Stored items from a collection
## Start
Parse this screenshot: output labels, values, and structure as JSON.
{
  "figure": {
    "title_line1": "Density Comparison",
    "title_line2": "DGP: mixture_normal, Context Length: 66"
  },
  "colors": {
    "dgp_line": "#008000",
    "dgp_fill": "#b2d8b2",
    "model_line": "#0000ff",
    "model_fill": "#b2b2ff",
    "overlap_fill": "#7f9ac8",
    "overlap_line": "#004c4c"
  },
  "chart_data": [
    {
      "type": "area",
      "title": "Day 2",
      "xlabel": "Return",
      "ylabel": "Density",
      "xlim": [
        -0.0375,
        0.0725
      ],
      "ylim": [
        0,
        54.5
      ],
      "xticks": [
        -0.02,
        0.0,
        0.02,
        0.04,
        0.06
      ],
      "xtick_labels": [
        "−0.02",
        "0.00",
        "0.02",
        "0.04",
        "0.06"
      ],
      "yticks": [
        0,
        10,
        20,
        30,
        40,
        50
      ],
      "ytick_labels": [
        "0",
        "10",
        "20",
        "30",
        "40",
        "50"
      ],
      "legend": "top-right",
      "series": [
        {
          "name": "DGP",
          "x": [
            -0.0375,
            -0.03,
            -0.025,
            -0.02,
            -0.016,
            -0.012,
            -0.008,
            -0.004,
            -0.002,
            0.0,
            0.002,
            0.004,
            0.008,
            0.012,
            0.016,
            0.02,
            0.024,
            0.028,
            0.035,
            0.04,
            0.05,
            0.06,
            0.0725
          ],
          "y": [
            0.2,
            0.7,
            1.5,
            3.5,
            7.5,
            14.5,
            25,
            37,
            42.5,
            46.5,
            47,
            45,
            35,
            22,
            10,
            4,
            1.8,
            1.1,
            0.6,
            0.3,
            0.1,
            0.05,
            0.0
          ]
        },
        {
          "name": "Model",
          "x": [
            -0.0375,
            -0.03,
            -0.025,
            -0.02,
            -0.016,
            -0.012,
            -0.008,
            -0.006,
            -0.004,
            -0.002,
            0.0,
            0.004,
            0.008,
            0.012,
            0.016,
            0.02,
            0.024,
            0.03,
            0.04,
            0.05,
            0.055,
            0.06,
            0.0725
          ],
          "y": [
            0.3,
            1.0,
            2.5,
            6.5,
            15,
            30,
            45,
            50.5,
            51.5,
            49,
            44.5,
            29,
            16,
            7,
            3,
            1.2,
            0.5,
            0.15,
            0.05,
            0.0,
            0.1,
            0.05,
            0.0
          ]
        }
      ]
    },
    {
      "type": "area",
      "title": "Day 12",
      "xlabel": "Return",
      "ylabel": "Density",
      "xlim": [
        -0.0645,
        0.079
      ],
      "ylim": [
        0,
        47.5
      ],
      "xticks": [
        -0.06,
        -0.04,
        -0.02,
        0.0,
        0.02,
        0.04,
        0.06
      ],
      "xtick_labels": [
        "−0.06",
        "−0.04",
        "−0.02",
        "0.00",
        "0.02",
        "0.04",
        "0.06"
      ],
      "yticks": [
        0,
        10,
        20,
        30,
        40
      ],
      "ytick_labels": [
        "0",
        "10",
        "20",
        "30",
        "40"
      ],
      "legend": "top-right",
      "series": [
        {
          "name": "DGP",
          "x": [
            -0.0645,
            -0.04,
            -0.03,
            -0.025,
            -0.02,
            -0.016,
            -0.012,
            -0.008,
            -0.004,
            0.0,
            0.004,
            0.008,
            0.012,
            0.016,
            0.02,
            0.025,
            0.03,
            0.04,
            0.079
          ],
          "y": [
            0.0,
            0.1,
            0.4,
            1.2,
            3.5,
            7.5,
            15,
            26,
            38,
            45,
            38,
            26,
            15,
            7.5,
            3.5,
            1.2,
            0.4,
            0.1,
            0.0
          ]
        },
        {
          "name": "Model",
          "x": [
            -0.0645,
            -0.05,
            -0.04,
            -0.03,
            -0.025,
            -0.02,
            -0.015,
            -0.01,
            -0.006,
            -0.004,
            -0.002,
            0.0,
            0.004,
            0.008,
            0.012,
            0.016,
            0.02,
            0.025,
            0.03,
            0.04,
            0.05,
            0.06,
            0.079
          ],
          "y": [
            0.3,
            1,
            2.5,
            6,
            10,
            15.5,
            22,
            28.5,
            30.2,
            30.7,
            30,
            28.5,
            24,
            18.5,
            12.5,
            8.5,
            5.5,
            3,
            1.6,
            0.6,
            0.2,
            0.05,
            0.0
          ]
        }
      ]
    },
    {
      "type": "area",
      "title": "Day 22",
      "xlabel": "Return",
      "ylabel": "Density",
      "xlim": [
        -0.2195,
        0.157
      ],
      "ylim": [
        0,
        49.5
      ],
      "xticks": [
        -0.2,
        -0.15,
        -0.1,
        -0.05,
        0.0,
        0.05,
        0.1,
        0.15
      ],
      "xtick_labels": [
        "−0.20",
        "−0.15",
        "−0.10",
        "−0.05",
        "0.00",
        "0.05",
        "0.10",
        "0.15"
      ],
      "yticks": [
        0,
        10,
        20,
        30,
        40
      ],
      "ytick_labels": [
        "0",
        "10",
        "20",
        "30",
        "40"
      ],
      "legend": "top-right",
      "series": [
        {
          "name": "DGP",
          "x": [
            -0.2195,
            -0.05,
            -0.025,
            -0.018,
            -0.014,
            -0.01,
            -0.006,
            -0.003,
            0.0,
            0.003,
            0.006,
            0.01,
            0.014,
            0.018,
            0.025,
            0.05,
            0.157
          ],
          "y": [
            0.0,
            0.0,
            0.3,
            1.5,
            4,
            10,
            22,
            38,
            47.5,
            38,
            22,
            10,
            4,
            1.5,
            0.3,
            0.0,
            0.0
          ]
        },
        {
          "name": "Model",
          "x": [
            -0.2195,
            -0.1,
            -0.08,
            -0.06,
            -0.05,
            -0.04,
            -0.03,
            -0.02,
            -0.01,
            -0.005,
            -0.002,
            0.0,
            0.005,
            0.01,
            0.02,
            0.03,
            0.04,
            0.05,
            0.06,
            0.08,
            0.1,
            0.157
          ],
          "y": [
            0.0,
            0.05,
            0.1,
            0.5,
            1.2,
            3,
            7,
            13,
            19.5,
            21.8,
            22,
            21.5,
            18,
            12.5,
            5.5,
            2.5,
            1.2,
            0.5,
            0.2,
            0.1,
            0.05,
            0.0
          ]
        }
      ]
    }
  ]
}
## End
## Written instruction
Working from the material above, retype it in its entirety without change.

## In response
Parse this screenshot: output labels, values, and structure as JSON.
{
  "figure": {
    "title_line1": "Density Comparison",
    "title_line2": "DGP: mixture_normal, Context Length: 66"
  },
  "colors": {
    "dgp_line": "#008000",
    "dgp_fill": "#b2d8b2",
    "model_line": "#0000ff",
    "model_fill": "#b2b2ff",
    "overlap_fill": "#7f9ac8",
    "overlap_line": "#004c4c"
  },
  "chart_data": [
    {
      "type": "area",
      "title": "Day 2",
      "xlabel": "Return",
      "ylabel": "Density",
      "xlim": [
        -0.0375,
        0.0725
      ],
      "ylim": [
        0,
        54.5
      ],
      "xticks": [
        -0.02,
        0.0,
        0.02,
        0.04,
        0.06
      ],
      "xtick_labels": [
        "−0.02",
        "0.00",
        "0.02",
        "0.04",
        "0.06"
      ],
      "yticks": [
        0,
        10,
        20,
        30,
        40,
        50
      ],
      "ytick_labels": [
        "0",
        "10",
        "20",
        "30",
        "40",
        "50"
      ],
      "legend": "top-right",
      "series": [
        {
          "name": "DGP",
          "x": [
            -0.0375,
            -0.03,
            -0.025,
            -0.02,
            -0.016,
            -0.012,
            -0.008,
            -0.004,
            -0.002,
            0.0,
            0.002,
            0.004,
            0.008,
            0.012,
            0.016,
            0.02,
            0.024,
            0.028,
            0.035,
            0.04,
            0.05,
            0.06,
            0.0725
          ],
          "y": [
            0.2,
            0.7,
            1.5,
            3.5,
            7.5,
            14.5,
            25,
            37,
            42.5,
            46.5,
            47,
            45,
            35,
            22,
            10,
            4,
            1.8,
            1.1,
            0.6,
            0.3,
            0.1,
            0.05,
            0.0
          ]
        },
        {
          "name": "Model",
          "x": [
            -0.0375,
            -0.03,
            -0.025,
            -0.02,
            -0.016,
            -0.012,
            -0.008,
            -0.006,
            -0.004,
            -0.002,
            0.0,
            0.004,
            0.008,
            0.012,
            0.016,
            0.02,
            0.024,
            0.03,
            0.04,
            0.05,
            0.055,
            0.06,
            0.0725
          ],
          "y": [
            0.3,
            1.0,
            2.5,
            6.5,
            15,
            30,
            45,
            50.5,
            51.5,
            49,
            44.5,
            29,
            16,
            7,
            3,
            1.2,
            0.5,
            0.15,
            0.05,
            0.0,
            0.1,
            0.05,
            0.0
          ]
        }
      ]
    },
    {
      "type": "area",
      "title": "Day 12",
      "xlabel": "Return",
      "ylabel": "Density",
      "xlim": [
        -0.0645,
        0.079
      ],
      "ylim": [
        0,
        47.5
      ],
      "xticks": [
        -0.06,
        -0.04,
        -0.02,
        0.0,
        0.02,
        0.04,
        0.06
      ],
      "xtick_labels": [
        "−0.06",
        "−0.04",
        "−0.02",
        "0.00",
        "0.02",
        "0.04",
        "0.06"
      ],
      "yticks": [
        0,
        10,
        20,
        30,
        40
      ],
      "ytick_labels": [
        "0",
        "10",
        "20",
        "30",
        "40"
      ],
      "legend": "top-right",
      "series": [
        {
          "name": "DGP",
          "x": [
            -0.0645,
            -0.04,
            -0.03,
            -0.025,
            -0.02,
            -0.016,
            -0.012,
            -0.008,
            -0.004,
            0.0,
            0.004,
            0.008,
            0.012,
            0.016,
            0.02,
            0.025,
            0.03,
            0.04,
            0.079
          ],
          "y": [
            0.0,
            0.1,
            0.4,
            1.2,
            3.5,
            7.5,
            15,
            26,
            38,
            45,
            38,
            26,
            15,
            7.5,
            3.5,
            1.2,
            0.4,
            0.1,
            0.0
          ]
        },
        {
          "name": "Model",
          "x": [
            -0.0645,
            -0.05,
            -0.04,
            -0.03,
            -0.025,
            -0.02,
            -0.015,
            -0.01,
            -0.006,
            -0.004,
            -0.002,
            0.0,
            0.004,
            0.008,
            0.012,
            0.016,
            0.02,
            0.025,
            0.03,
            0.04,
            0.05,
            0.06,
            0.079
          ],
          "y": [
            0.3,
            1,
            2.5,
            6,
            10,
            15.5,
            22,
            28.5,
            30.2,
            30.7,
            30,
            28.5,
            24,
            18.5,
            12.5,
            8.5,
            5.5,
            3,
            1.6,
            0.6,
            0.2,
            0.05,
            0.0
          ]
        }
      ]
    },
    {
      "type": "area",
      "title": "Day 22",
      "xlabel": "Return",
      "ylabel": "Density",
      "xlim": [
        -0.2195,
        0.157
      ],
      "ylim": [
        0,
        49.5
      ],
      "xticks": [
        -0.2,
        -0.15,
        -0.1,
        -0.05,
        0.0,
        0.05,
        0.1,
        0.15
      ],
      "xtick_labels": [
        "−0.20",
        "−0.15",
        "−0.10",
        "−0.05",
        "0.00",
        "0.05",
        "0.10",
        "0.15"
      ],
      "yticks": [
        0,
        10,
        20,
        30,
        40
      ],
      "ytick_labels": [
        "0",
        "10",
        "20",
        "30",
        "40"
      ],
      "legend": "top-right",
      "series": [
        {
          "name": "DGP",
          "x": [
            -0.2195,
            -0.05,
            -0.025,
            -0.018,
            -0.014,
            -0.01,
            -0.006,
            -0.003,
            0.0,
            0.003,
            0.006,
            0.01,
            0.014,
            0.018,
            0.025,
            0.05,
            0.157
          ],
          "y": [
            0.0,
            0.0,
            0.3,
            1.5,
            4,
            10,
            22,
            38,
            47.5,
            38,
            22,
            10,
            4,
            1.5,
            0.3,
            0.0,
            0.0
          ]
        },
        {
          "name": "Model",
          "x": [
            -0.2195,
            -0.1,
            -0.08,
            -0.06,
            -0.05,
            -0.04,
            -0.03,
            -0.02,
            -0.01,
            -0.005,
            -0.002,
            0.0,
            0.005,
            0.01,
            0.02,
            0.03,
            0.04,
            0.05,
            0.06,
            0.08,
            0.1,
            0.157
          ],
          "y": [
            0.0,
            0.05,
            0.1,
            0.5,
            1.2,
            3,
            7,
            13,
            19.5,
            21.8,
            22,
            21.5,
            18,
            12.5,
            5.5,
            2.5,
            1.2,
            0.5,
            0.2,
            0.1,
            0.05,
            0.0
          ]
        }
      ]
    }
  ]
}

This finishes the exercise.